RECORDS FOR THIS TASK:
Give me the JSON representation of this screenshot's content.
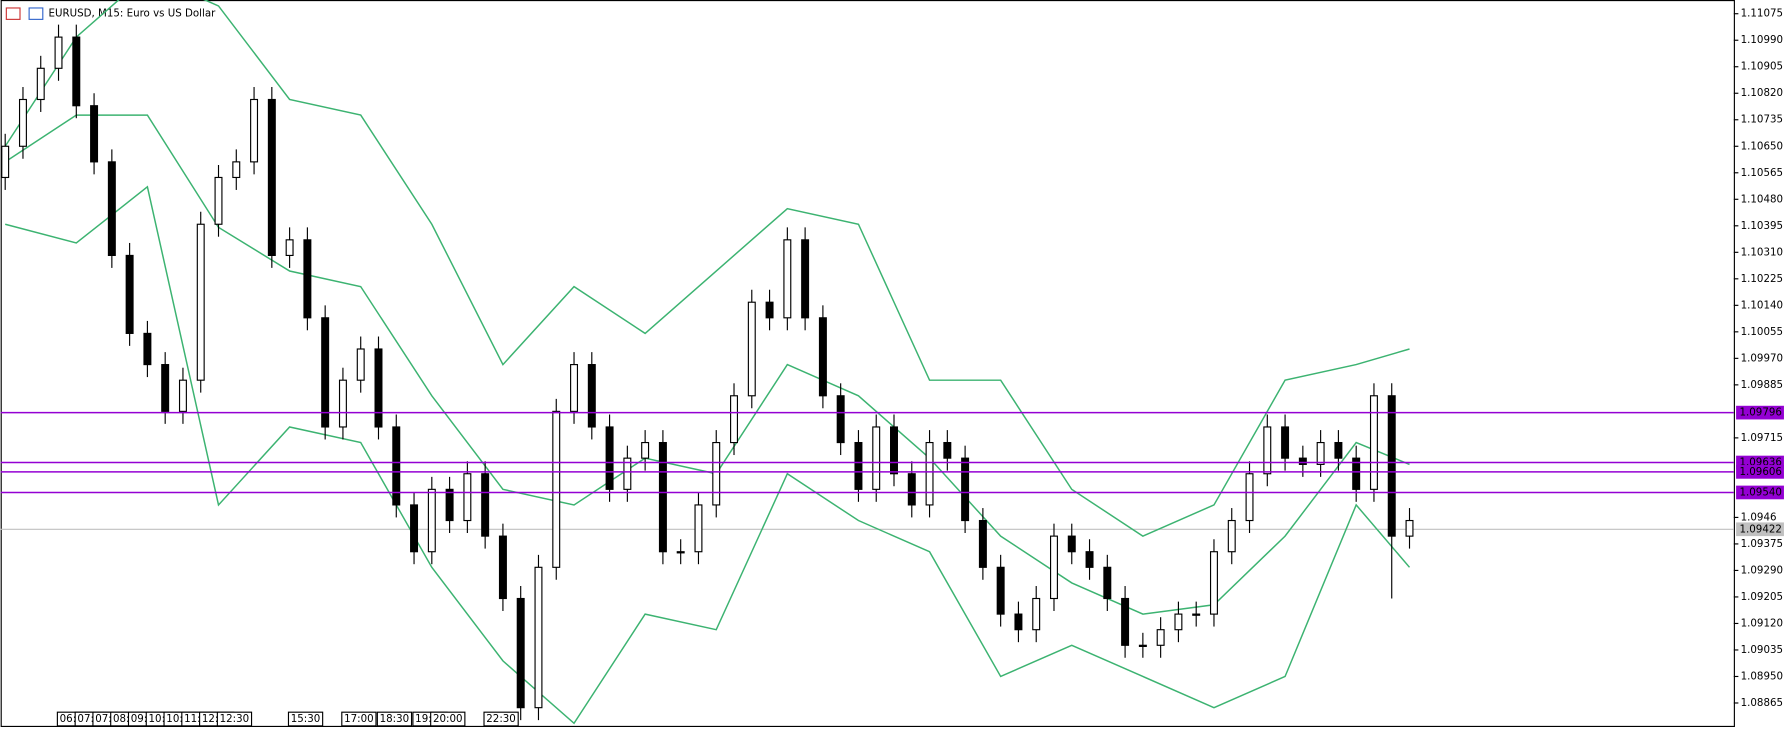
{
  "chart_data": {
    "type": "candlestick",
    "title": "EURUSD, M15:  Euro vs US Dollar",
    "categories": [
      null,
      null,
      null,
      "06:00",
      "07:00",
      "07:30",
      "08:00",
      "09:00",
      "10:00",
      "10:30",
      "11:00",
      "12:00",
      "12:30",
      null,
      null,
      null,
      "15:30",
      null,
      null,
      "17:00",
      null,
      "18:30",
      null,
      "19:00",
      "20:00",
      null,
      null,
      "22:30",
      null,
      null,
      null,
      null,
      null,
      null,
      null,
      null,
      null,
      null,
      null,
      null,
      null,
      null,
      null,
      null,
      null,
      null,
      null,
      null,
      null,
      null,
      null,
      null,
      null,
      null,
      null,
      null,
      null,
      null,
      null,
      null,
      null,
      null,
      null,
      null,
      null,
      null,
      null,
      null,
      null,
      null,
      null,
      null,
      null,
      null,
      null,
      null,
      null,
      null,
      null,
      null
    ],
    "open": [
      1.1055,
      1.1065,
      1.108,
      1.109,
      1.11,
      1.1078,
      1.106,
      1.103,
      1.1005,
      1.0995,
      1.098,
      1.099,
      1.104,
      1.1055,
      1.106,
      1.108,
      1.103,
      1.1035,
      1.101,
      1.0975,
      1.099,
      1.1,
      1.0975,
      1.095,
      1.0935,
      1.0955,
      1.0945,
      1.096,
      1.094,
      1.092,
      1.0885,
      1.093,
      1.098,
      1.0995,
      1.0975,
      1.0955,
      1.0965,
      1.097,
      1.0935,
      1.0935,
      1.095,
      1.097,
      1.0985,
      1.1015,
      1.101,
      1.1035,
      1.101,
      1.0985,
      1.097,
      1.0955,
      1.0975,
      1.096,
      1.095,
      1.097,
      1.0965,
      1.0945,
      1.093,
      1.0915,
      1.091,
      1.092,
      1.094,
      1.0935,
      1.093,
      1.092,
      1.0905,
      1.0905,
      1.091,
      1.0915,
      1.0915,
      1.0935,
      1.0945,
      1.096,
      1.0975,
      1.0965,
      1.0963,
      1.097,
      1.0965,
      1.0955,
      1.0985,
      1.094
    ],
    "high": [
      1.1069,
      1.1084,
      1.1094,
      1.1104,
      1.1104,
      1.1082,
      1.1064,
      1.1034,
      1.1009,
      1.0999,
      1.0994,
      1.1044,
      1.1059,
      1.1064,
      1.1084,
      1.1084,
      1.1039,
      1.1039,
      1.1014,
      1.0994,
      1.1004,
      1.1004,
      1.0979,
      1.0954,
      1.0959,
      1.0959,
      1.0964,
      1.0964,
      1.0944,
      1.0924,
      1.0934,
      1.0984,
      1.0999,
      1.0999,
      1.0979,
      1.0969,
      1.0974,
      1.0974,
      1.0939,
      1.0954,
      1.0974,
      1.0989,
      1.1019,
      1.1019,
      1.1039,
      1.1039,
      1.1014,
      1.0989,
      1.0974,
      1.0979,
      1.0979,
      1.0964,
      1.0974,
      1.0974,
      1.0969,
      1.0949,
      1.0934,
      1.0919,
      1.0924,
      1.0944,
      1.0944,
      1.0939,
      1.0934,
      1.0924,
      1.0909,
      1.0914,
      1.0919,
      1.0919,
      1.0939,
      1.0949,
      1.0964,
      1.0979,
      1.0979,
      1.0969,
      1.0974,
      1.0974,
      1.0969,
      1.0989,
      1.0989,
      1.0949
    ],
    "low": [
      1.1051,
      1.1061,
      1.1076,
      1.1086,
      1.1074,
      1.1056,
      1.1026,
      1.1001,
      1.0991,
      1.0976,
      1.0976,
      1.0986,
      1.1036,
      1.1051,
      1.1056,
      1.1026,
      1.1026,
      1.1006,
      1.0971,
      1.0971,
      1.0986,
      1.0971,
      1.0946,
      1.0931,
      1.0931,
      1.0941,
      1.0941,
      1.0936,
      1.0916,
      1.0881,
      1.0881,
      1.0926,
      1.0976,
      1.0971,
      1.0951,
      1.0951,
      1.0961,
      1.0931,
      1.0931,
      1.0931,
      1.0946,
      1.0966,
      1.0981,
      1.1006,
      1.1006,
      1.1006,
      1.0981,
      1.0966,
      1.0951,
      1.0951,
      1.0956,
      1.0946,
      1.0946,
      1.0961,
      1.0941,
      1.0926,
      1.0911,
      1.0906,
      1.0906,
      1.0916,
      1.0931,
      1.0926,
      1.0916,
      1.0901,
      1.0901,
      1.0901,
      1.0906,
      1.0911,
      1.0911,
      1.0931,
      1.0941,
      1.0956,
      1.0961,
      1.0959,
      1.0959,
      1.0961,
      1.0951,
      1.0951,
      1.092,
      1.0936
    ],
    "close": [
      1.1065,
      1.108,
      1.109,
      1.11,
      1.1078,
      1.106,
      1.103,
      1.1005,
      1.0995,
      1.098,
      1.099,
      1.104,
      1.1055,
      1.106,
      1.108,
      1.103,
      1.1035,
      1.101,
      1.0975,
      1.099,
      1.1,
      1.0975,
      1.095,
      1.0935,
      1.0955,
      1.0945,
      1.096,
      1.094,
      1.092,
      1.0885,
      1.093,
      1.098,
      1.0995,
      1.0975,
      1.0955,
      1.0965,
      1.097,
      1.0935,
      1.0935,
      1.095,
      1.097,
      1.0985,
      1.1015,
      1.101,
      1.1035,
      1.101,
      1.0985,
      1.097,
      1.0955,
      1.0975,
      1.096,
      1.095,
      1.097,
      1.0965,
      1.0945,
      1.093,
      1.0915,
      1.091,
      1.092,
      1.094,
      1.0935,
      1.093,
      1.092,
      1.0905,
      1.0905,
      1.091,
      1.0915,
      1.0915,
      1.0935,
      1.0945,
      1.096,
      1.0975,
      1.0965,
      1.0963,
      1.097,
      1.0965,
      1.0955,
      1.0985,
      1.094,
      1.0945
    ],
    "up_color": "#ffffff",
    "down_color": "#000000",
    "bands": {
      "x": [
        0,
        4,
        8,
        12,
        16,
        20,
        24,
        28,
        32,
        36,
        40,
        44,
        48,
        52,
        56,
        60,
        64,
        68,
        72,
        76,
        79
      ],
      "color": "#3cb371",
      "series": [
        {
          "values": [
            1.1065,
            1.11,
            1.112,
            1.111,
            1.108,
            1.1075,
            1.104,
            1.0995,
            1.102,
            1.1005,
            1.1025,
            1.1045,
            1.104,
            1.099,
            1.099,
            1.0955,
            1.094,
            1.095,
            1.099,
            1.0995,
            1.1
          ]
        },
        {
          "values": [
            1.106,
            1.1075,
            1.1075,
            1.1039,
            1.1025,
            1.102,
            1.0985,
            1.0955,
            1.095,
            1.0965,
            1.096,
            1.0995,
            1.0985,
            1.0965,
            1.094,
            1.0925,
            1.0915,
            1.0918,
            1.094,
            1.097,
            1.0963
          ]
        },
        {
          "values": [
            1.104,
            1.1034,
            1.1052,
            1.095,
            1.0975,
            1.097,
            1.093,
            1.09,
            1.088,
            1.0915,
            1.091,
            1.096,
            1.0945,
            1.0935,
            1.0895,
            1.0905,
            1.0895,
            1.0885,
            1.0895,
            1.095,
            1.093
          ]
        }
      ]
    },
    "levels": [
      1.09796,
      1.09636,
      1.09606,
      {
        "value": 1.0954,
        "label": "1.09540"
      }
    ],
    "level_color": "#9400d3",
    "current_price": 1.09422,
    "ylim": [
      1.08788,
      1.11119
    ],
    "yticks": [
      1.11075,
      {
        "value": 1.1099,
        "label": "1.10990"
      },
      1.10905,
      {
        "value": 1.1082,
        "label": "1.10820"
      },
      1.10735,
      {
        "value": 1.1065,
        "label": "1.10650"
      },
      1.10565,
      {
        "value": 1.1048,
        "label": "1.10480"
      },
      1.10395,
      {
        "value": 1.1031,
        "label": "1.10310"
      },
      1.10225,
      {
        "value": 1.1014,
        "label": "1.10140"
      },
      1.10055,
      {
        "value": 1.0997,
        "label": "1.09970"
      },
      1.09885,
      1.09715,
      1.0946,
      1.09375,
      {
        "value": 1.0929,
        "label": "1.09290"
      },
      1.09205,
      {
        "value": 1.0912,
        "label": "1.09120"
      },
      1.09035,
      {
        "value": 1.0895,
        "label": "1.08950"
      },
      1.08865
    ]
  }
}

WRITTEN REQUEST:
Give the number of lines above in which the word "label" occurs, with nothing else.

WRITTEN RESPONSE:
11